──────── Extracted text ────────
BALLOT BUCKS Cambria’s revived Honorary Mayor’s Race turns politics into a fundraiser, where candidates—from left to right, Dianne “Lady Tie Di” Brooke, Jim Bahringer, Dell Clegg, and Barrett Stuart—eat pie, trade quirky promises, and receive dollar-powered votes for the chance to become the town’s “official but unofficial” mayor. Credit: PHOTO COURTESY OF CAMBRIA CHAMBER OF COMMERCE

In most elections, candidates try to avoid getting pie on their faces. In Cambria, it’s part of the campaign.

The tiny coastal town has revived one of its quirkiest traditions after more than two decades: the Honorary Mayor’s Race, an unofficial election where votes are purchased by the dollar, campaign promises don’t have to make any sense, and eating pie in front of a crowd is considered an acceptable political strategy.

“It’s literally an election that you can buy,” Cambria Chamber of Commerce President Renee Linn told New Times with a laugh. 

As an unincorporated community, Cambria doesn’t have a mayor or city council. Decades ago, locals filled the void by inventing an office—not to govern, but to raise money, poke fun at politics, and celebrate the kind of eccentric personalities that seem to thrive in small coastal communities.

The tradition disappeared in the early 2000s before Linn decided it deserved another campaign this year.

“I remembered it from when [I] first moved here,” she said. “I thought, this is kind of a fun thing to do for the community. … I thought we all needed some fun these days.”

The race doubles as a fundraiser. The Cambria Chamber of Commerce keeps 75 percent of the money raised, while the winning candidate directs the remaining 25 percent to a nonprofit of their choosing.

This year’s ballot features Jim Bahringer for American Legion Post 432, Del Clegg for the Cambria Rotary Club, Barrett Stuart for the Cambria Tennis Club, and Dianne “Lady Tie Di” Brooke for the Cambria Grammar School PTA.
────────
__Required task__. From the article above on Cambria's Honorary Mayor's Race, list every candidate on this year's ballot together with the organization each one is running for, using the names from the paragraph that begins "This year's ballot features".
──────── Recorded information ────────
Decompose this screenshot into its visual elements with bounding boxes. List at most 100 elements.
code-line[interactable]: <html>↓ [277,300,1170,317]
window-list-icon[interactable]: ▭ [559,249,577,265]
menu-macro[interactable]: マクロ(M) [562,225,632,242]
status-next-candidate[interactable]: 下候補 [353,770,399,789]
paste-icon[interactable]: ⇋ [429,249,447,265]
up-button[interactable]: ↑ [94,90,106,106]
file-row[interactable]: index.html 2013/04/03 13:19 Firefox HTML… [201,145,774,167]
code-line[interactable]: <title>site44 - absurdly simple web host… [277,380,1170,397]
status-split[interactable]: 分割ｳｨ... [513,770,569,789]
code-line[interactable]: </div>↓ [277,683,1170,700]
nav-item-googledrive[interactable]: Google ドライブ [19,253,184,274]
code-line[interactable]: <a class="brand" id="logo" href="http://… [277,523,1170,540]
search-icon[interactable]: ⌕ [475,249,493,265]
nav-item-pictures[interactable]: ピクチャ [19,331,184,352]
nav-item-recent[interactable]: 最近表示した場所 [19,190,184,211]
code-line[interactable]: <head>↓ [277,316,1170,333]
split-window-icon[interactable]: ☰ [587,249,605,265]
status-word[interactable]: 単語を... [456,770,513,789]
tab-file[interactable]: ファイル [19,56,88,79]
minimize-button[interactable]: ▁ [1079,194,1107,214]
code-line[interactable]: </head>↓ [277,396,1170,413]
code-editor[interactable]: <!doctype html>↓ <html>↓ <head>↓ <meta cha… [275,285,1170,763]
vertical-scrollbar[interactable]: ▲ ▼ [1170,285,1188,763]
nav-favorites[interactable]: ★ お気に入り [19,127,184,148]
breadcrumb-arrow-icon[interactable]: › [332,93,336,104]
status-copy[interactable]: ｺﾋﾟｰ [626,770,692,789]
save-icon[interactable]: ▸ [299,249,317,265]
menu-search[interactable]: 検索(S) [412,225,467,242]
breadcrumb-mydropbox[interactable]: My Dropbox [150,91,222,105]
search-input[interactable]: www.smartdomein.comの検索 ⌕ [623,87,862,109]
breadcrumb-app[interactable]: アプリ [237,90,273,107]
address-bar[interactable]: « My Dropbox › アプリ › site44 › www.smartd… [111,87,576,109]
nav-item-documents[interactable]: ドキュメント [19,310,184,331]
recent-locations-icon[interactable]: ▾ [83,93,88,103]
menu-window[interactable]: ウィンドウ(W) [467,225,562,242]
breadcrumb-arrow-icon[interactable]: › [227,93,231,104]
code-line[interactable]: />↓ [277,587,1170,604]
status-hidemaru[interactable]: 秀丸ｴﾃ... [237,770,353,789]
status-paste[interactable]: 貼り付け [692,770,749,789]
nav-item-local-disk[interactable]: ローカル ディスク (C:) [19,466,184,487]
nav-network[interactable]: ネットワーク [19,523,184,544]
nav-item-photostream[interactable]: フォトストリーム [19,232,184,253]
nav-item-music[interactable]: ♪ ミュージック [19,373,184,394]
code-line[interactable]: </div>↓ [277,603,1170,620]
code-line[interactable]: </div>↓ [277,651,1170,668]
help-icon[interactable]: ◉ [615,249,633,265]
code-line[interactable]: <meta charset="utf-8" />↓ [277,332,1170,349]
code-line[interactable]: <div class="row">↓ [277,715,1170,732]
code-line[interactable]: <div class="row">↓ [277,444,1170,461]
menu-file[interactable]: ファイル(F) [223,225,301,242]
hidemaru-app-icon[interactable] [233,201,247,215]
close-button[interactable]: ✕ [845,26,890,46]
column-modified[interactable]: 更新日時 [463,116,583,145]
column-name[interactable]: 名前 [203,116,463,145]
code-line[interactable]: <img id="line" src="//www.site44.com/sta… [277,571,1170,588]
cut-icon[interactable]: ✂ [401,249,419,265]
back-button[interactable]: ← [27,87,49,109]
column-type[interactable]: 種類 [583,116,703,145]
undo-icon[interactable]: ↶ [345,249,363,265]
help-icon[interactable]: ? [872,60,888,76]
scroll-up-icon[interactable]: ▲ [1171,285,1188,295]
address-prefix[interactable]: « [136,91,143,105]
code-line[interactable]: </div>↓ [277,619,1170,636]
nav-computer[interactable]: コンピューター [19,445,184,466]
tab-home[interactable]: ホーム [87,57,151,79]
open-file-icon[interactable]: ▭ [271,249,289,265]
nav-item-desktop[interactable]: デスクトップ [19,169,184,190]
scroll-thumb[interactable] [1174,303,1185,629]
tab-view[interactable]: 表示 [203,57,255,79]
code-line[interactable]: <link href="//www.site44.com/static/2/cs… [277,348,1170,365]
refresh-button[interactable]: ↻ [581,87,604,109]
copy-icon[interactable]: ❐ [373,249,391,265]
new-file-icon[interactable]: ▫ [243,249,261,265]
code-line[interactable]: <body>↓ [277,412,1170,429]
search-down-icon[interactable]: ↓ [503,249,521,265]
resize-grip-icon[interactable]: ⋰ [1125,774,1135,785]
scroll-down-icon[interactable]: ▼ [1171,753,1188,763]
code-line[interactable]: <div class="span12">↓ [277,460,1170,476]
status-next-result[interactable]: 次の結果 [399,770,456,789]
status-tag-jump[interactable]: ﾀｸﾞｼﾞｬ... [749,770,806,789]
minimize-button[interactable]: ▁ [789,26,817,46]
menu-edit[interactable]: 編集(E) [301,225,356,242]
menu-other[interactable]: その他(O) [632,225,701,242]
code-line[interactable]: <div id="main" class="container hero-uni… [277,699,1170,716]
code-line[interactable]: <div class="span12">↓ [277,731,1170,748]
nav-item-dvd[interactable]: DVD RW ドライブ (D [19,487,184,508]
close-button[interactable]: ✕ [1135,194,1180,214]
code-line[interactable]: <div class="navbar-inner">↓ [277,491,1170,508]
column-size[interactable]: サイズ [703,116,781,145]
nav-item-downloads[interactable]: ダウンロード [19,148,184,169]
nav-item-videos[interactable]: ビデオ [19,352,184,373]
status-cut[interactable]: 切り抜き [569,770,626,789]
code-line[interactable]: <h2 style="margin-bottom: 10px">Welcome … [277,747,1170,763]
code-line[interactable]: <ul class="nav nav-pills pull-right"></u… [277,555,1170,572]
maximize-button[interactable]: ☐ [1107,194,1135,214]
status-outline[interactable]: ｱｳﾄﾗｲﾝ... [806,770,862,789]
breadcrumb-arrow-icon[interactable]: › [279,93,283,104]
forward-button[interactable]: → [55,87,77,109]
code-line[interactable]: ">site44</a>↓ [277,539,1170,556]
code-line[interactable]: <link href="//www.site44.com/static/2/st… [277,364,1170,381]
────────
__Reply to the task__.
- Jim Bahringer: American Legion Post 432
- Del Clegg: Cambria Rotary Club
- Barrett Stuart: Cambria Tennis Club
- Dianne "Lady Tie Di" Brooke: Cambria Grammar School PTA